:: WORKING DATA ::

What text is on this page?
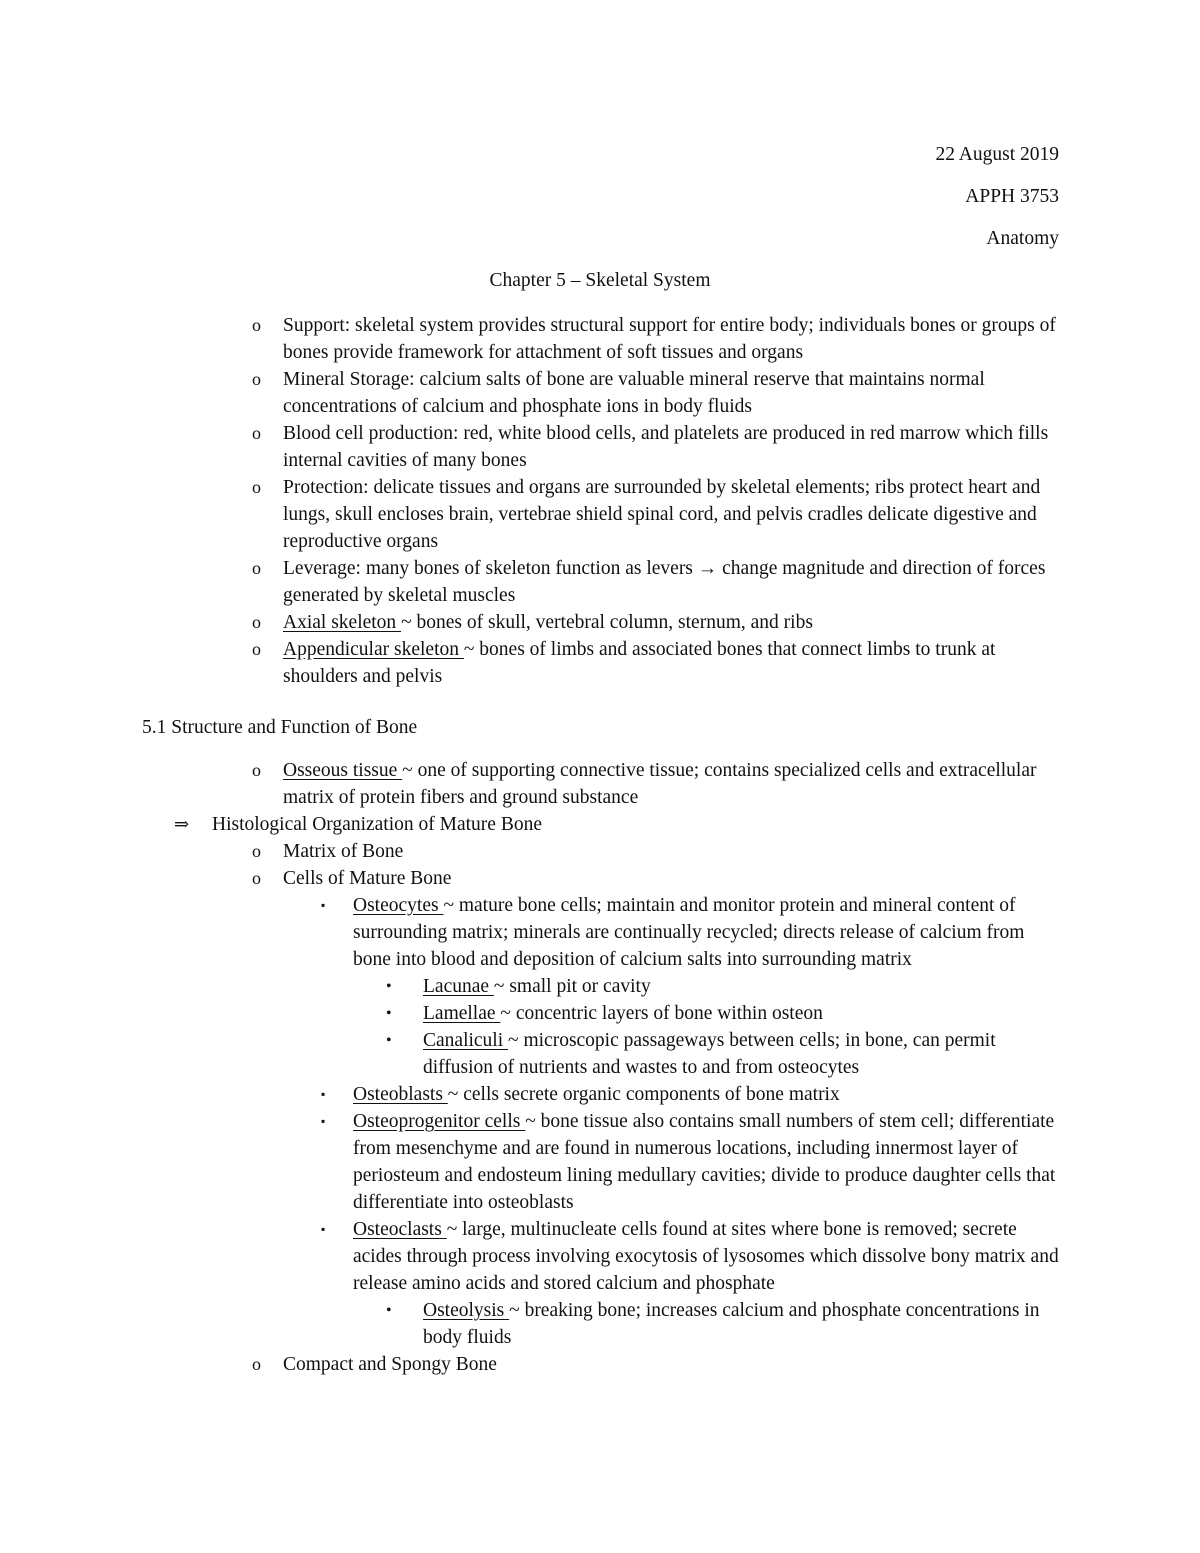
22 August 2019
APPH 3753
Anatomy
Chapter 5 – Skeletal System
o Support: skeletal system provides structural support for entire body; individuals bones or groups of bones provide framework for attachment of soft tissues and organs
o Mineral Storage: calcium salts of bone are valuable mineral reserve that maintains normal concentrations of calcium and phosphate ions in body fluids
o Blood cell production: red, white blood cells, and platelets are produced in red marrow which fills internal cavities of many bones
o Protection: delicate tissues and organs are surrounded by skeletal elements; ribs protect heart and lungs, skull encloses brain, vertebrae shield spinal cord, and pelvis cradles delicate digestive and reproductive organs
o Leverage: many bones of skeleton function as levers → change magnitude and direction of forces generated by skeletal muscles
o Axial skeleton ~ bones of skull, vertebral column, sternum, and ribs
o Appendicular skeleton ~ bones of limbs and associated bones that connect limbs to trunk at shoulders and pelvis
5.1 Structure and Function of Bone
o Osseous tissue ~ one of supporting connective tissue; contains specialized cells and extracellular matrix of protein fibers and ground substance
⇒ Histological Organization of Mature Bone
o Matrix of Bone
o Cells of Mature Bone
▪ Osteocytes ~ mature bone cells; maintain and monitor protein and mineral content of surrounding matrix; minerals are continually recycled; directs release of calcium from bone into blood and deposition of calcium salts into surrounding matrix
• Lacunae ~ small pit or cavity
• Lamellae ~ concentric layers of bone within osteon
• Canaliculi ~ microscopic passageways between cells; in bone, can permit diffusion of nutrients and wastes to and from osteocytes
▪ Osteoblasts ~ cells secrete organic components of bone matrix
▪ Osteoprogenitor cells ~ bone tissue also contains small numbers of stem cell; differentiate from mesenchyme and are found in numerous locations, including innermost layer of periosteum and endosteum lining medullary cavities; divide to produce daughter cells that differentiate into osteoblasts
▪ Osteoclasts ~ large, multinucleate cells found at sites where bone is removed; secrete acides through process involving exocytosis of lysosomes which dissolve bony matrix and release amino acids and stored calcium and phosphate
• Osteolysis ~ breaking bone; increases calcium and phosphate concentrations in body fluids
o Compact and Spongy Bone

:::

◆ YOUR ASSIGNMENT:
Write out all the records exactly, omitting the images.

◆ REPLY TO THE EXERCISE:
What text is on this page?
22 August 2019
APPH 3753
Anatomy
Chapter 5 – Skeletal System
o Support: skeletal system provides structural support for entire body; individuals bones or groups of bones provide framework for attachment of soft tissues and organs
o Mineral Storage: calcium salts of bone are valuable mineral reserve that maintains normal concentrations of calcium and phosphate ions in body fluids
o Blood cell production: red, white blood cells, and platelets are produced in red marrow which fills internal cavities of many bones
o Protection: delicate tissues and organs are surrounded by skeletal elements; ribs protect heart and lungs, skull encloses brain, vertebrae shield spinal cord, and pelvis cradles delicate digestive and reproductive organs
o Leverage: many bones of skeleton function as levers → change magnitude and direction of forces generated by skeletal muscles
o Axial skeleton ~ bones of skull, vertebral column, sternum, and ribs
o Appendicular skeleton ~ bones of limbs and associated bones that connect limbs to trunk at shoulders and pelvis
5.1 Structure and Function of Bone
o Osseous tissue ~ one of supporting connective tissue; contains specialized cells and extracellular matrix of protein fibers and ground substance
⇒ Histological Organization of Mature Bone
o Matrix of Bone
o Cells of Mature Bone
▪ Osteocytes ~ mature bone cells; maintain and monitor protein and mineral content of surrounding matrix; minerals are continually recycled; directs release of calcium from bone into blood and deposition of calcium salts into surrounding matrix
• Lacunae ~ small pit or cavity
• Lamellae ~ concentric layers of bone within osteon
• Canaliculi ~ microscopic passageways between cells; in bone, can permit diffusion of nutrients and wastes to and from osteocytes
▪ Osteoblasts ~ cells secrete organic components of bone matrix
▪ Osteoprogenitor cells ~ bone tissue also contains small numbers of stem cell; differentiate from mesenchyme and are found in numerous locations, including innermost layer of periosteum and endosteum lining medullary cavities; divide to produce daughter cells that differentiate into osteoblasts
▪ Osteoclasts ~ large, multinucleate cells found at sites where bone is removed; secrete acides through process involving exocytosis of lysosomes which dissolve bony matrix and release amino acids and stored calcium and phosphate
• Osteolysis ~ breaking bone; increases calcium and phosphate concentrations in body fluids
o Compact and Spongy Bone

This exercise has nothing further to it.